▸ **TASK PROMPT**:
Return every entry exactly.
---------- SUPPLIED DATA ----------
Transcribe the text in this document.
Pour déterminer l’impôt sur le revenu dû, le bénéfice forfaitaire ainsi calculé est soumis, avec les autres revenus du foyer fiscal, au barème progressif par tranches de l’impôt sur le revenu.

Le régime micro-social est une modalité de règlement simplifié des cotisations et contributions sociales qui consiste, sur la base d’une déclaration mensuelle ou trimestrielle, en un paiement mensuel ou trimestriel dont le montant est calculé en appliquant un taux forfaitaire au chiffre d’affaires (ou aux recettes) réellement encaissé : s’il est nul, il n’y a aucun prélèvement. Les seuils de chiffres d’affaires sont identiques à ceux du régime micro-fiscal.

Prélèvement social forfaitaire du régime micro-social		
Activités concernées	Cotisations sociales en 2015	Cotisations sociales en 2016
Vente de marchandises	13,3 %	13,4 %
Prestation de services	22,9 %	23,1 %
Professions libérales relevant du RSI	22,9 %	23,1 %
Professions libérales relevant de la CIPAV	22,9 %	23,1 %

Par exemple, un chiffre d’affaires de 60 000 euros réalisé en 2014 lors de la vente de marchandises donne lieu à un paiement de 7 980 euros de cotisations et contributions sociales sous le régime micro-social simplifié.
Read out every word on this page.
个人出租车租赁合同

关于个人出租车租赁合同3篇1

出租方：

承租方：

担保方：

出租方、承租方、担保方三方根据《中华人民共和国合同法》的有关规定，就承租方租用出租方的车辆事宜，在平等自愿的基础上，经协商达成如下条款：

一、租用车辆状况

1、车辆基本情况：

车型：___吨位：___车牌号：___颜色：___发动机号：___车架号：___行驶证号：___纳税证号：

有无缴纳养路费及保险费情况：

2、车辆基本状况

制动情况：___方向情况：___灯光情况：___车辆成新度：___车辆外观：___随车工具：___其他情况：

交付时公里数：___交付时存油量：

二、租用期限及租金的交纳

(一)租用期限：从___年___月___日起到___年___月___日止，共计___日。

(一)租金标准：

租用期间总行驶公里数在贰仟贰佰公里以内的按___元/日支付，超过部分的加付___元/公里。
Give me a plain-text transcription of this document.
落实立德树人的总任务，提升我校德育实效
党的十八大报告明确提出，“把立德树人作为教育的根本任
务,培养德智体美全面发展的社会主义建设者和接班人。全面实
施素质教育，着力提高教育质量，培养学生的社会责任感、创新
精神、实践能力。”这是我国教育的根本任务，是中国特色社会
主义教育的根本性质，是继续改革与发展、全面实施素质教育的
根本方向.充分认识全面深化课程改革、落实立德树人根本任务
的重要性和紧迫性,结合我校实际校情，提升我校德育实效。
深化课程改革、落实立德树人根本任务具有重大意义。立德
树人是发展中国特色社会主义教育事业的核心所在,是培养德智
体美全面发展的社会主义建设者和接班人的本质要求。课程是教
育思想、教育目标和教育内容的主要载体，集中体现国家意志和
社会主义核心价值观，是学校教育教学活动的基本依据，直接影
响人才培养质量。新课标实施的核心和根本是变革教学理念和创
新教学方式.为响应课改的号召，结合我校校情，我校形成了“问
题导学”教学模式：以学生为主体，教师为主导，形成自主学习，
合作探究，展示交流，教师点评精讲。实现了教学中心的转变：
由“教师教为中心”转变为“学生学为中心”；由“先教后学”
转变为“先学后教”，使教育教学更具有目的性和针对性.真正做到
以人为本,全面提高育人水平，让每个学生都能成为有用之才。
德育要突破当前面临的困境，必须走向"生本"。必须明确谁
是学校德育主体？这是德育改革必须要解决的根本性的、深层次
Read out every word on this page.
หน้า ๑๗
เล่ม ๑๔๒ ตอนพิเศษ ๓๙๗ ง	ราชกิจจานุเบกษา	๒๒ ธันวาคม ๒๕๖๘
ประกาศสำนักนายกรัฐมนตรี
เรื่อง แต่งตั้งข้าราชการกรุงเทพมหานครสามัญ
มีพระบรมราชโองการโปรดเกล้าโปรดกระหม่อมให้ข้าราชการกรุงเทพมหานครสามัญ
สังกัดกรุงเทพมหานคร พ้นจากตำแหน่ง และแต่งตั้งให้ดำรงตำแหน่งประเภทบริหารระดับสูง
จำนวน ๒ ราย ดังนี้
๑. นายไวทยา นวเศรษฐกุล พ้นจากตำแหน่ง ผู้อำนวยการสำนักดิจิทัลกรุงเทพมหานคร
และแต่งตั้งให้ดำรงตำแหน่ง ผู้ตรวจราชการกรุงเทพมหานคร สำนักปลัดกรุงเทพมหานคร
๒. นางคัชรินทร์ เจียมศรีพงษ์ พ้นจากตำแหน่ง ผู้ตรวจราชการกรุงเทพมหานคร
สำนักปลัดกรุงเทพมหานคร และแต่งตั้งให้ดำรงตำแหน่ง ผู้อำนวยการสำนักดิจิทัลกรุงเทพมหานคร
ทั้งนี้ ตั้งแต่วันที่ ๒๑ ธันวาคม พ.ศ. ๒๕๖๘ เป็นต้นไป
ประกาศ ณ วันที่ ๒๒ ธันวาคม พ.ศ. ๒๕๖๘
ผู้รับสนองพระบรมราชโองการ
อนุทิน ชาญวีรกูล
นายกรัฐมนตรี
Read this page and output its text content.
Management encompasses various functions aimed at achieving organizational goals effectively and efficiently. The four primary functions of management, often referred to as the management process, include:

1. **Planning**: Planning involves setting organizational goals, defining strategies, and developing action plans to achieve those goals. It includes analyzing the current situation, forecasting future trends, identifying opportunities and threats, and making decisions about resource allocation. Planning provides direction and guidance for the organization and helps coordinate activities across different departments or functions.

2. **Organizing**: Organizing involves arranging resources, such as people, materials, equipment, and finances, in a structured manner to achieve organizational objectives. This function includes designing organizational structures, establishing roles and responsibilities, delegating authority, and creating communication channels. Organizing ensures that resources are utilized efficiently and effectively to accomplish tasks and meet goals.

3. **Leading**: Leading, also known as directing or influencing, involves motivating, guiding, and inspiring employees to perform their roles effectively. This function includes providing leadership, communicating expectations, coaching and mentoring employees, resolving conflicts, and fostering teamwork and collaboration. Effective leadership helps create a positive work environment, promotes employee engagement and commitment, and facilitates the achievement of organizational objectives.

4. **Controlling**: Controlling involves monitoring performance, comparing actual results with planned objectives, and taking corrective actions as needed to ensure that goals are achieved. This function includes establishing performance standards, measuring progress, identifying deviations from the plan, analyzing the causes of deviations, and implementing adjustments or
----------
▸ **RESPONSE TO THE EXERCISE**:
Transcribe the text in this document.
Pour déterminer l’impôt sur le revenu dû, le bénéfice forfaitaire ainsi calculé est soumis, avec les autres revenus du foyer fiscal, au barème progressif par tranches de l’impôt sur le revenu.

Le régime micro-social est une modalité de règlement simplifié des cotisations et contributions sociales qui consiste, sur la base d’une déclaration mensuelle ou trimestrielle, en un paiement mensuel ou trimestriel dont le montant est calculé en appliquant un taux forfaitaire au chiffre d’affaires (ou aux recettes) réellement encaissé : s’il est nul, il n’y a aucun prélèvement. Les seuils de chiffres d’affaires sont identiques à ceux du régime micro-fiscal.

Prélèvement social forfaitaire du régime micro-social		
Activités concernées	Cotisations sociales en 2015	Cotisations sociales en 2016
Vente de marchandises	13,3 %	13,4 %
Prestation de services	22,9 %	23,1 %
Professions libérales relevant du RSI	22,9 %	23,1 %
Professions libérales relevant de la CIPAV	22,9 %	23,1 %

Par exemple, un chiffre d’affaires de 60 000 euros réalisé en 2014 lors de la vente de marchandises donne lieu à un paiement de 7 980 euros de cotisations et contributions sociales sous le régime micro-social simplifié.
Read out every word on this page.
个人出租车租赁合同

关于个人出租车租赁合同3篇1

出租方：

承租方：

担保方：

出租方、承租方、担保方三方根据《中华人民共和国合同法》的有关规定，就承租方租用出租方的车辆事宜，在平等自愿的基础上，经协商达成如下条款：

一、租用车辆状况

1、车辆基本情况：

车型：___吨位：___车牌号：___颜色：___发动机号：___车架号：___行驶证号：___纳税证号：

有无缴纳养路费及保险费情况：

2、车辆基本状况

制动情况：___方向情况：___灯光情况：___车辆成新度：___车辆外观：___随车工具：___其他情况：

交付时公里数：___交付时存油量：

二、租用期限及租金的交纳

(一)租用期限：从___年___月___日起到___年___月___日止，共计___日。

(一)租金标准：

租用期间总行驶公里数在贰仟贰佰公里以内的按___元/日支付，超过部分的加付___元/公里。
Give me a plain-text transcription of this document.
落实立德树人的总任务，提升我校德育实效
党的十八大报告明确提出，“把立德树人作为教育的根本任
务,培养德智体美全面发展的社会主义建设者和接班人。全面实
施素质教育，着力提高教育质量，培养学生的社会责任感、创新
精神、实践能力。”这是我国教育的根本任务，是中国特色社会
主义教育的根本性质，是继续改革与发展、全面实施素质教育的
根本方向.充分认识全面深化课程改革、落实立德树人根本任务
的重要性和紧迫性,结合我校实际校情，提升我校德育实效。
深化课程改革、落实立德树人根本任务具有重大意义。立德
树人是发展中国特色社会主义教育事业的核心所在,是培养德智
体美全面发展的社会主义建设者和接班人的本质要求。课程是教
育思想、教育目标和教育内容的主要载体，集中体现国家意志和
社会主义核心价值观，是学校教育教学活动的基本依据，直接影
响人才培养质量。新课标实施的核心和根本是变革教学理念和创
新教学方式.为响应课改的号召，结合我校校情，我校形成了“问
题导学”教学模式：以学生为主体，教师为主导，形成自主学习，
合作探究，展示交流，教师点评精讲。实现了教学中心的转变：
由“教师教为中心”转变为“学生学为中心”；由“先教后学”
转变为“先学后教”，使教育教学更具有目的性和针对性.真正做到
以人为本,全面提高育人水平，让每个学生都能成为有用之才。
德育要突破当前面临的困境，必须走向"生本"。必须明确谁
是学校德育主体？这是德育改革必须要解决的根本性的、深层次
Read out every word on this page.
หน้า ๑๗
เล่ม ๑๔๒ ตอนพิเศษ ๓๙๗ ง	ราชกิจจานุเบกษา	๒๒ ธันวาคม ๒๕๖๘
ประกาศสำนักนายกรัฐมนตรี
เรื่อง แต่งตั้งข้าราชการกรุงเทพมหานครสามัญ
มีพระบรมราชโองการโปรดเกล้าโปรดกระหม่อมให้ข้าราชการกรุงเทพมหานครสามัญ
สังกัดกรุงเทพมหานคร พ้นจากตำแหน่ง และแต่งตั้งให้ดำรงตำแหน่งประเภทบริหารระดับสูง
จำนวน ๒ ราย ดังนี้
๑. นายไวทยา นวเศรษฐกุล พ้นจากตำแหน่ง ผู้อำนวยการสำนักดิจิทัลกรุงเทพมหานคร
และแต่งตั้งให้ดำรงตำแหน่ง ผู้ตรวจราชการกรุงเทพมหานคร สำนักปลัดกรุงเทพมหานคร
๒. นางคัชรินทร์ เจียมศรีพงษ์ พ้นจากตำแหน่ง ผู้ตรวจราชการกรุงเทพมหานคร
สำนักปลัดกรุงเทพมหานคร และแต่งตั้งให้ดำรงตำแหน่ง ผู้อำนวยการสำนักดิจิทัลกรุงเทพมหานคร
ทั้งนี้ ตั้งแต่วันที่ ๒๑ ธันวาคม พ.ศ. ๒๕๖๘ เป็นต้นไป
ประกาศ ณ วันที่ ๒๒ ธันวาคม พ.ศ. ๒๕๖๘
ผู้รับสนองพระบรมราชโองการ
อนุทิน ชาญวีรกูล
นายกรัฐมนตรี
Read this page and output its text content.
Management encompasses various functions aimed at achieving organizational goals effectively and efficiently. The four primary functions of management, often referred to as the management process, include:

1. **Planning**: Planning involves setting organizational goals, defining strategies, and developing action plans to achieve those goals. It includes analyzing the current situation, forecasting future trends, identifying opportunities and threats, and making decisions about resource allocation. Planning provides direction and guidance for the organization and helps coordinate activities across different departments or functions.

2. **Organizing**: Organizing involves arranging resources, such as people, materials, equipment, and finances, in a structured manner to achieve organizational objectives. This function includes designing organizational structures, establishing roles and responsibilities, delegating authority, and creating communication channels. Organizing ensures that resources are utilized efficiently and effectively to accomplish tasks and meet goals.

3. **Leading**: Leading, also known as directing or influencing, involves motivating, guiding, and inspiring employees to perform their roles effectively. This function includes providing leadership, communicating expectations, coaching and mentoring employees, resolving conflicts, and fostering teamwork and collaboration. Effective leadership helps create a positive work environment, promotes employee engagement and commitment, and facilitates the achievement of organizational objectives.

4. **Controlling**: Controlling involves monitoring performance, comparing actual results with planned objectives, and taking corrective actions as needed to ensure that goals are achieved. This function includes establishing performance standards, measuring progress, identifying deviations from the plan, analyzing the causes of deviations, and implementing adjustments or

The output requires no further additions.